Source records
>>

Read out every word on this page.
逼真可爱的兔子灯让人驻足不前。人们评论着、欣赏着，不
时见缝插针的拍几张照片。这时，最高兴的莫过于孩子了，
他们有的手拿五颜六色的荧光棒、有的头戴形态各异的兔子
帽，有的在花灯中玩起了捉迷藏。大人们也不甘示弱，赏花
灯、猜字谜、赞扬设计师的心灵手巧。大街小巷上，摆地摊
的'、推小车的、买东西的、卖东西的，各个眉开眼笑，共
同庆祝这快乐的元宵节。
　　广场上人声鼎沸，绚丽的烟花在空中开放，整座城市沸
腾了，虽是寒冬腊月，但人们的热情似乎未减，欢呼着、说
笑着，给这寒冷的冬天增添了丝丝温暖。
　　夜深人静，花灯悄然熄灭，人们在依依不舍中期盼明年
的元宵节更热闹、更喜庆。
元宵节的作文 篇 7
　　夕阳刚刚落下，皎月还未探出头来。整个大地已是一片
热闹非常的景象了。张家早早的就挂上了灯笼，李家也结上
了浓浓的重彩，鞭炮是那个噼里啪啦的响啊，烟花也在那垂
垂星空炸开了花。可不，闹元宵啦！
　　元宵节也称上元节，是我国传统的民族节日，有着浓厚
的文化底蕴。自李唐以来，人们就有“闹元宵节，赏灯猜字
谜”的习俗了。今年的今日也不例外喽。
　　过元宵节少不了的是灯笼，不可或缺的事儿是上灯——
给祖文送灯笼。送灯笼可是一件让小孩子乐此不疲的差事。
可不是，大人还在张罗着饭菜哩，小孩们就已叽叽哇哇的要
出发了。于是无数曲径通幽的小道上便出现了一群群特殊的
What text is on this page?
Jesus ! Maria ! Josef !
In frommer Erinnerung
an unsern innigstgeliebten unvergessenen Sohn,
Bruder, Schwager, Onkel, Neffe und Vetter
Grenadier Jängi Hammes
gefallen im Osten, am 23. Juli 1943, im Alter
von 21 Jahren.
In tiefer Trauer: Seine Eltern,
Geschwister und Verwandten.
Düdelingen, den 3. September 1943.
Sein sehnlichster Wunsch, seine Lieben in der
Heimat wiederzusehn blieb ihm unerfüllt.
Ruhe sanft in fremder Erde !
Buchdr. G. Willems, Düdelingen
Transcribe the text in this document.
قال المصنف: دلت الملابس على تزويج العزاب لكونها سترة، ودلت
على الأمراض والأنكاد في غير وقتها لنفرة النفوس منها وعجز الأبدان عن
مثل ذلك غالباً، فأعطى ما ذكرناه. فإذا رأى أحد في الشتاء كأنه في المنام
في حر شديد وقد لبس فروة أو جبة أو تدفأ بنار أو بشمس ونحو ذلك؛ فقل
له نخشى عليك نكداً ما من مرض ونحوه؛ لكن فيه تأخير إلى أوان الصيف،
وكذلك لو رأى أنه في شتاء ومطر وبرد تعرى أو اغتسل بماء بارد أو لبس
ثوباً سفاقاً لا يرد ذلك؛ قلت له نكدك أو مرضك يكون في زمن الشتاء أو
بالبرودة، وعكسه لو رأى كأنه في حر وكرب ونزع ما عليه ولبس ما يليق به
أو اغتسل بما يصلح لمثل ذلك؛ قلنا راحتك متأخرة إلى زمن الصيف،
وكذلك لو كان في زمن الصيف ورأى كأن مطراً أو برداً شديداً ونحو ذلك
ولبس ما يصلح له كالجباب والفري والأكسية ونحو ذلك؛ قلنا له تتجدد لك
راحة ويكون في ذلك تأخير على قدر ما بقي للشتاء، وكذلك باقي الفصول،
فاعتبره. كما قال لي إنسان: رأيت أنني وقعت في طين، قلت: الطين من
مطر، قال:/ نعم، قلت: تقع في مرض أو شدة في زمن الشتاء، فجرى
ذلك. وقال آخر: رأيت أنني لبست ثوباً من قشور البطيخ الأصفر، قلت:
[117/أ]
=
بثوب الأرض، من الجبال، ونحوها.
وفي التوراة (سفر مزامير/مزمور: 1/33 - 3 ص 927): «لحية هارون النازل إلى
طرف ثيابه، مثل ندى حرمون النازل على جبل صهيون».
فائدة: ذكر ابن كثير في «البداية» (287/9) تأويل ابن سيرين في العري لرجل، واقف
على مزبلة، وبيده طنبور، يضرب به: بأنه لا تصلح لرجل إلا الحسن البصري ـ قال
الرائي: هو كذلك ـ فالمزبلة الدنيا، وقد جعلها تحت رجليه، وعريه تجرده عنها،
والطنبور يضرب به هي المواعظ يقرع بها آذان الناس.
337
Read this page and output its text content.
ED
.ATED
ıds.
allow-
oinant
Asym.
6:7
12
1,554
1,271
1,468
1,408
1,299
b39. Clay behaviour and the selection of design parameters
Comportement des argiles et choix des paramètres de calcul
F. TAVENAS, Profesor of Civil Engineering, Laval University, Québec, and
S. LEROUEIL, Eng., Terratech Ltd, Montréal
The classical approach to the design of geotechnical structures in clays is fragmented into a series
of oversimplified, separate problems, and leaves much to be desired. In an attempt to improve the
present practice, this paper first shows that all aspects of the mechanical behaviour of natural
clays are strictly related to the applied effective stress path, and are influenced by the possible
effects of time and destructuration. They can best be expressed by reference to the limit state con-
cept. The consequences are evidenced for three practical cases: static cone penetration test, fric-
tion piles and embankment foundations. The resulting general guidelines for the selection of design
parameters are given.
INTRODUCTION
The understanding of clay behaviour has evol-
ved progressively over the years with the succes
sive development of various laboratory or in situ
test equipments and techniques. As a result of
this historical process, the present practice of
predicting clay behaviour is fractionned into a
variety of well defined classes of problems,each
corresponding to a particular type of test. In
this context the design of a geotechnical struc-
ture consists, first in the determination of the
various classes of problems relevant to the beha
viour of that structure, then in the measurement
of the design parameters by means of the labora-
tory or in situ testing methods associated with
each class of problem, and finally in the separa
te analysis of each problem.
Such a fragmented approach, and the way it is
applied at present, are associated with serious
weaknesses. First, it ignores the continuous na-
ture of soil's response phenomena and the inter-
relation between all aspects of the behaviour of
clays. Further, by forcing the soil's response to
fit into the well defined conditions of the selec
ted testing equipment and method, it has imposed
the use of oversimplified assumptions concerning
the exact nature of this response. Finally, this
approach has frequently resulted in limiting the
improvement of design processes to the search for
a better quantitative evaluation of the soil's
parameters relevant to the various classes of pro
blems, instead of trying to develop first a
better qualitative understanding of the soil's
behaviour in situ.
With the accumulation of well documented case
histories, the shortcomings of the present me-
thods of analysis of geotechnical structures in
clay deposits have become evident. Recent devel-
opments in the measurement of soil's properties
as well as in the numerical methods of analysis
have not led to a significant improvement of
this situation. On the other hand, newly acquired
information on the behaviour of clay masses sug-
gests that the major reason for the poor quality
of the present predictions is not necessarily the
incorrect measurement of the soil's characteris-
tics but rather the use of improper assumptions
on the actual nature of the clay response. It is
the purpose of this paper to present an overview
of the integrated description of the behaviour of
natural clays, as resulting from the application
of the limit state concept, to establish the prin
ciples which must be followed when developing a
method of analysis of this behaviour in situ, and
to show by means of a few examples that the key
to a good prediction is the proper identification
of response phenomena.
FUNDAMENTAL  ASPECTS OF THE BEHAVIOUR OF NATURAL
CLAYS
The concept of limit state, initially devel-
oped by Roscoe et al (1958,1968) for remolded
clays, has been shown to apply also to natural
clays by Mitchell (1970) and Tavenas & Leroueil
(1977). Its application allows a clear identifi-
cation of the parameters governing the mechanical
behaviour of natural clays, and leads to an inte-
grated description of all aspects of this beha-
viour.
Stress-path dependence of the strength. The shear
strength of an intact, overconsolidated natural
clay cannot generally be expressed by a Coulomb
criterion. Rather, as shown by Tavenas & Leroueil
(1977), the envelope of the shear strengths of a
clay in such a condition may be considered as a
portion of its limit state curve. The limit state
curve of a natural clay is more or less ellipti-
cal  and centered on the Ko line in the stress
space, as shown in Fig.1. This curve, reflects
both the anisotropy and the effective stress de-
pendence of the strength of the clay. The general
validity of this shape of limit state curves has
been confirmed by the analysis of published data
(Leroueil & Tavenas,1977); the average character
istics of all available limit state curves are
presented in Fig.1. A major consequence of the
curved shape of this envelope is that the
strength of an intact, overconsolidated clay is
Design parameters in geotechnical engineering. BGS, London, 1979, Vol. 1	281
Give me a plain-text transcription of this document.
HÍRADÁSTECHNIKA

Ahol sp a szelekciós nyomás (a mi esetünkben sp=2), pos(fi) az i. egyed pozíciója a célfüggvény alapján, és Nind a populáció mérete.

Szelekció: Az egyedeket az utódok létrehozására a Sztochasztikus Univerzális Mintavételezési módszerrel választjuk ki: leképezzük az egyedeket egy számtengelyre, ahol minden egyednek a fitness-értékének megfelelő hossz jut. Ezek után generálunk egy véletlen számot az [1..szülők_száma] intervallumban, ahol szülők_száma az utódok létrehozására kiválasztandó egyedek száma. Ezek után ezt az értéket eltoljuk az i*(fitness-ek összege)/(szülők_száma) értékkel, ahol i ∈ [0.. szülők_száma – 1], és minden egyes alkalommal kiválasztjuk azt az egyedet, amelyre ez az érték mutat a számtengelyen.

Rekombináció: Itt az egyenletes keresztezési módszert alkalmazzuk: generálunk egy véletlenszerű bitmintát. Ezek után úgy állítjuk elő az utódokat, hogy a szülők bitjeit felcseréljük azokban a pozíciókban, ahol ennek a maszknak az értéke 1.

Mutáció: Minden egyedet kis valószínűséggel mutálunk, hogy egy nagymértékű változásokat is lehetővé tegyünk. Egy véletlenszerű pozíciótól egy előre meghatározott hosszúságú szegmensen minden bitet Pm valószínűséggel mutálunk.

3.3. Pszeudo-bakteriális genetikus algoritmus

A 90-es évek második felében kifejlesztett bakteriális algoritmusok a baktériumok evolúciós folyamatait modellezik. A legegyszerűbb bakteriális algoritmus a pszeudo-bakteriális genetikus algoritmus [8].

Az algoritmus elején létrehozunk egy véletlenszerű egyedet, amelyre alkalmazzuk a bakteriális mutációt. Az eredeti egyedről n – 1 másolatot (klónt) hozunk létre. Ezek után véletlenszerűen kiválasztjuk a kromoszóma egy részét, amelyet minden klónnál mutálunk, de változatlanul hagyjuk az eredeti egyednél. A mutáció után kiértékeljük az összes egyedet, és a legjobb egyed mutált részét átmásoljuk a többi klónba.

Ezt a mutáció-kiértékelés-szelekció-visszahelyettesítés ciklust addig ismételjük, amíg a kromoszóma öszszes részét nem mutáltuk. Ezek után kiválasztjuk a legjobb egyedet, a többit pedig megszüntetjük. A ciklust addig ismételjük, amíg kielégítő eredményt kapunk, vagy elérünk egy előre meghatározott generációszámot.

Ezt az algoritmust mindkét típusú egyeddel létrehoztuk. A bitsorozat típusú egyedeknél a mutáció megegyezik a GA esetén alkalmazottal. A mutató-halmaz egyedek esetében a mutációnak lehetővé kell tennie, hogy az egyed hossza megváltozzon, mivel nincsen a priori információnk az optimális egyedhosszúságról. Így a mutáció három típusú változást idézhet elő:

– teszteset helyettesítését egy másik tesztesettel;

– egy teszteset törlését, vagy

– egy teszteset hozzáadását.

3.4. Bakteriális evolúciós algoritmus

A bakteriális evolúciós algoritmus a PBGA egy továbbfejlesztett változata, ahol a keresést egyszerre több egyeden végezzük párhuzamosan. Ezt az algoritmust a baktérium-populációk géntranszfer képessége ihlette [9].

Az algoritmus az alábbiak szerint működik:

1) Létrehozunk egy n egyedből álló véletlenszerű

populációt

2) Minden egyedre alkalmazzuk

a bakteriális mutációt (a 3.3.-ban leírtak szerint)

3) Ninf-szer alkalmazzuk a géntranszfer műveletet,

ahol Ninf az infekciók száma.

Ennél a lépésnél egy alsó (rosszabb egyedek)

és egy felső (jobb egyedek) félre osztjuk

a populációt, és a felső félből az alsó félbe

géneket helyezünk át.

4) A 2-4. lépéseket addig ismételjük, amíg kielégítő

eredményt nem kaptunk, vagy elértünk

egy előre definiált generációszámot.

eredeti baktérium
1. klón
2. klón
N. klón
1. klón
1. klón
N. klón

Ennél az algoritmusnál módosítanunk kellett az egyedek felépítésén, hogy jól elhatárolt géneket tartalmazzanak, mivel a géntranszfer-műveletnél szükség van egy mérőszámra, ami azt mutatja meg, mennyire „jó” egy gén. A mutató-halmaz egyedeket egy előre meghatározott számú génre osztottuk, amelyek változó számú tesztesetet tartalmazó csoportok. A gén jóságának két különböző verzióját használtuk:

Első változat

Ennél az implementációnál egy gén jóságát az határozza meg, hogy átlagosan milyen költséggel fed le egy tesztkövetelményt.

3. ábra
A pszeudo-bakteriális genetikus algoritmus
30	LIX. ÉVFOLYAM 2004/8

<<

### Requirements:
How many lines in these records hold the string "envelope"? Reply with the number alone.

### Exercise result:
2